Element location data
►
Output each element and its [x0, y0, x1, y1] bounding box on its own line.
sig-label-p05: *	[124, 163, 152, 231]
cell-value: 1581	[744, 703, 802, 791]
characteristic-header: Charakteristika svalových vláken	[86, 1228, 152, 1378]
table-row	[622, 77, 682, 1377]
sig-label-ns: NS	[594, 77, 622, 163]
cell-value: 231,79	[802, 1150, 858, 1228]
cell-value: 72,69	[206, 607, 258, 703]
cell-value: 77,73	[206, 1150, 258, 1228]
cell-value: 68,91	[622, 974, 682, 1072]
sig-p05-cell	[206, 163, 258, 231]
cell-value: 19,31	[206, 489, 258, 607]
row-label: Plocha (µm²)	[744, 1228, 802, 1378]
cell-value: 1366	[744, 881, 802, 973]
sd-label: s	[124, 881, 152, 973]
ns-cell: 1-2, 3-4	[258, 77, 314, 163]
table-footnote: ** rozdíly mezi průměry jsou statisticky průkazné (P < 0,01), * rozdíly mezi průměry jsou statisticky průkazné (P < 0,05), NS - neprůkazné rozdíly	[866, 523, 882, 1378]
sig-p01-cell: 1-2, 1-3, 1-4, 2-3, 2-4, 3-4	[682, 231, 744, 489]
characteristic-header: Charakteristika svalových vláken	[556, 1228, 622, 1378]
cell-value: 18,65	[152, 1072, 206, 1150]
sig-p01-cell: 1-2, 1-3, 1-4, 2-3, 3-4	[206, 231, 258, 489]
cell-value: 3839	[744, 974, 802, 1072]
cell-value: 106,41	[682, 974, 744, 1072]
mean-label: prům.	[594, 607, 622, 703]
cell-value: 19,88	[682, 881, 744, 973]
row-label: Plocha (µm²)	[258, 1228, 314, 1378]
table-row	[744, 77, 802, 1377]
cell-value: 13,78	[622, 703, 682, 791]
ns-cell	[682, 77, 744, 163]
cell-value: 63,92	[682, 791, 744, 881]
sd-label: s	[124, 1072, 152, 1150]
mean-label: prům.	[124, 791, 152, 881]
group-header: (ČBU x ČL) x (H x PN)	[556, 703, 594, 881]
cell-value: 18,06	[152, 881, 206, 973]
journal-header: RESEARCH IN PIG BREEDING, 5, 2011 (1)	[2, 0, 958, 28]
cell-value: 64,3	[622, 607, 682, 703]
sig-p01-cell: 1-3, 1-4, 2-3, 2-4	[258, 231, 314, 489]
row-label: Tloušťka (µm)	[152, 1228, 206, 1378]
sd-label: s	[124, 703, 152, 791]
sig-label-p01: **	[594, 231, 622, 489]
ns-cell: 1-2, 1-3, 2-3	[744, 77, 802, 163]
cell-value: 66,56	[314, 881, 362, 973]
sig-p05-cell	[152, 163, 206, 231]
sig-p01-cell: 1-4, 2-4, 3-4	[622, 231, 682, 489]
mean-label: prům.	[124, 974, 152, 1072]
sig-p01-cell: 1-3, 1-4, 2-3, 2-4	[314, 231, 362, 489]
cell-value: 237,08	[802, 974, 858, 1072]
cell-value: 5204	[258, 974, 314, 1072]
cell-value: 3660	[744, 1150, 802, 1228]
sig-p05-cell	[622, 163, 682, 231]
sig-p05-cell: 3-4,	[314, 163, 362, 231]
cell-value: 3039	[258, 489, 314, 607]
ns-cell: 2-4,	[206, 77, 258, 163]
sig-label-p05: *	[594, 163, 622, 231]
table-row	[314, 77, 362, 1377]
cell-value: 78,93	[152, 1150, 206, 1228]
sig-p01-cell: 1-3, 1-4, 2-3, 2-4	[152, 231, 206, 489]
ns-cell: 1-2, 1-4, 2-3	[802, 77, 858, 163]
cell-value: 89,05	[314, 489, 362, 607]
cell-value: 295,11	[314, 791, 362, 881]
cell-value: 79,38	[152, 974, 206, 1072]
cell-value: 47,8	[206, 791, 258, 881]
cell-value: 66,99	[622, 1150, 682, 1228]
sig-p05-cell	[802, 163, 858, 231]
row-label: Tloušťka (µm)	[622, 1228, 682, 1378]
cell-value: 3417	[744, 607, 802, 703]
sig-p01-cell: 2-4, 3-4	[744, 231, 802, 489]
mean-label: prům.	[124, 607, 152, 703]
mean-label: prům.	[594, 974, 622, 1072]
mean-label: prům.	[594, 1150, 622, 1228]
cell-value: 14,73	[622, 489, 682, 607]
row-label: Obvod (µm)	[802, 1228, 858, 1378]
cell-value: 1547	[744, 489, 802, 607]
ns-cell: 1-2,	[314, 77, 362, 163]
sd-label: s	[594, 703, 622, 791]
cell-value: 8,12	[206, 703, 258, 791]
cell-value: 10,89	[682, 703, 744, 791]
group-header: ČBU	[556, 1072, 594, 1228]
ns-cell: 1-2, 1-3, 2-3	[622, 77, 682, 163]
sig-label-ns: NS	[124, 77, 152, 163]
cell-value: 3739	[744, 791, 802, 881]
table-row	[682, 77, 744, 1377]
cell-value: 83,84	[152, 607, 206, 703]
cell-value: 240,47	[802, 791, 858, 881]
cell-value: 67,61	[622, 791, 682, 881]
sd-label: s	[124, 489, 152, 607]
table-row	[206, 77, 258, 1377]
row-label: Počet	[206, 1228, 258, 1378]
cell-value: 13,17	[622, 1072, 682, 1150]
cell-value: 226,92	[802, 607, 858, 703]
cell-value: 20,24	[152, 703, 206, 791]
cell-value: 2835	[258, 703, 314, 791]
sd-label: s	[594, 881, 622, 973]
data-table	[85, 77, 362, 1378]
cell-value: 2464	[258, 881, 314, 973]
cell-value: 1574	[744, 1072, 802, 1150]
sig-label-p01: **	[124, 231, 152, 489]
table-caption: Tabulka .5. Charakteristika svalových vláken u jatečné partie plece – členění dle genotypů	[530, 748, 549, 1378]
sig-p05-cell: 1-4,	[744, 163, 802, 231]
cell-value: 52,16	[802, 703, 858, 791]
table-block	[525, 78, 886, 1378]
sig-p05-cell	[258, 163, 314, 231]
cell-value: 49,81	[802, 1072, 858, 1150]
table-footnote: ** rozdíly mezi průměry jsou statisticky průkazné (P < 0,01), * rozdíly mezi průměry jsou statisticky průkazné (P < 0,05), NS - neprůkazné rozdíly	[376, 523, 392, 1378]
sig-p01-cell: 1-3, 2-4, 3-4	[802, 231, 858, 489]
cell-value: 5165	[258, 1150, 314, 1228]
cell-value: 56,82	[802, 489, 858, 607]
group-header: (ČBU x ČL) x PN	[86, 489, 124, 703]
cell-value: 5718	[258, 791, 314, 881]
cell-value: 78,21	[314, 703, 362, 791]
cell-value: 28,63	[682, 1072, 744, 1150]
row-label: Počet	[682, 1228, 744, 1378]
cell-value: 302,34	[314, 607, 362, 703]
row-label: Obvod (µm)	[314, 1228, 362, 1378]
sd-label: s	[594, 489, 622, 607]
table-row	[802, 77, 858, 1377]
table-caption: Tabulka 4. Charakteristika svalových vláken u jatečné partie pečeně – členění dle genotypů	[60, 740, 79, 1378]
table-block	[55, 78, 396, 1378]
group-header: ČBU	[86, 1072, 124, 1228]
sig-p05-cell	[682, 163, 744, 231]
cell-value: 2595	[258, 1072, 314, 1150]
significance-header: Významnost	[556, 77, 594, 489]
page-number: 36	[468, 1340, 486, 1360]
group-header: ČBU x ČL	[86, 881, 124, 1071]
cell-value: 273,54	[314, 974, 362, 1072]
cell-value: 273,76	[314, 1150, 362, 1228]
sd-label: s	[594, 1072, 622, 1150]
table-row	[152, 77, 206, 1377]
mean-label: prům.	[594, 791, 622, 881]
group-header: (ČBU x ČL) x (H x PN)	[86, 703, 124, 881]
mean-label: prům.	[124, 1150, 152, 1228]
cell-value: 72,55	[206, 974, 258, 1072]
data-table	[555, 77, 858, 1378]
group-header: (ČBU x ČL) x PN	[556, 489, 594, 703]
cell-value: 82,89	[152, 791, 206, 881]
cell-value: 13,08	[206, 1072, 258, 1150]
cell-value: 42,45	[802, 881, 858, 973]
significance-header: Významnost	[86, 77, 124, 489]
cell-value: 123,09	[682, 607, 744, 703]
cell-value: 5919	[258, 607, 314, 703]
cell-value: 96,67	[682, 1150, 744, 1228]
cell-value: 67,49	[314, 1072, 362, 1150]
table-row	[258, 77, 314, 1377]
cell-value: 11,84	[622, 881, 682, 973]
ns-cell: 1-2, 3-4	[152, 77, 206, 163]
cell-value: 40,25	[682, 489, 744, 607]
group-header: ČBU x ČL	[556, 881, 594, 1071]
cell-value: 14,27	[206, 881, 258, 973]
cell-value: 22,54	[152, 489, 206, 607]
◄
Request -
Reproduce the records verbatim from their first line through the line that contains "77, 314, 163]", inclusive of both.

Correct result -
Output each element and its [x0, y0, x1, y1] bounding box on its own line.
sig-label-p05: *	[124, 163, 152, 231]
cell-value: 1581	[744, 703, 802, 791]
characteristic-header: Charakteristika svalových vláken	[86, 1228, 152, 1378]
table-row	[622, 77, 682, 1377]
sig-label-ns: NS	[594, 77, 622, 163]
cell-value: 231,79	[802, 1150, 858, 1228]
cell-value: 72,69	[206, 607, 258, 703]
cell-value: 77,73	[206, 1150, 258, 1228]
cell-value: 68,91	[622, 974, 682, 1072]
sig-p05-cell	[206, 163, 258, 231]
cell-value: 19,31	[206, 489, 258, 607]
row-label: Plocha (µm²)	[744, 1228, 802, 1378]
cell-value: 1366	[744, 881, 802, 973]
sd-label: s	[124, 881, 152, 973]
ns-cell: 1-2, 3-4	[258, 77, 314, 163]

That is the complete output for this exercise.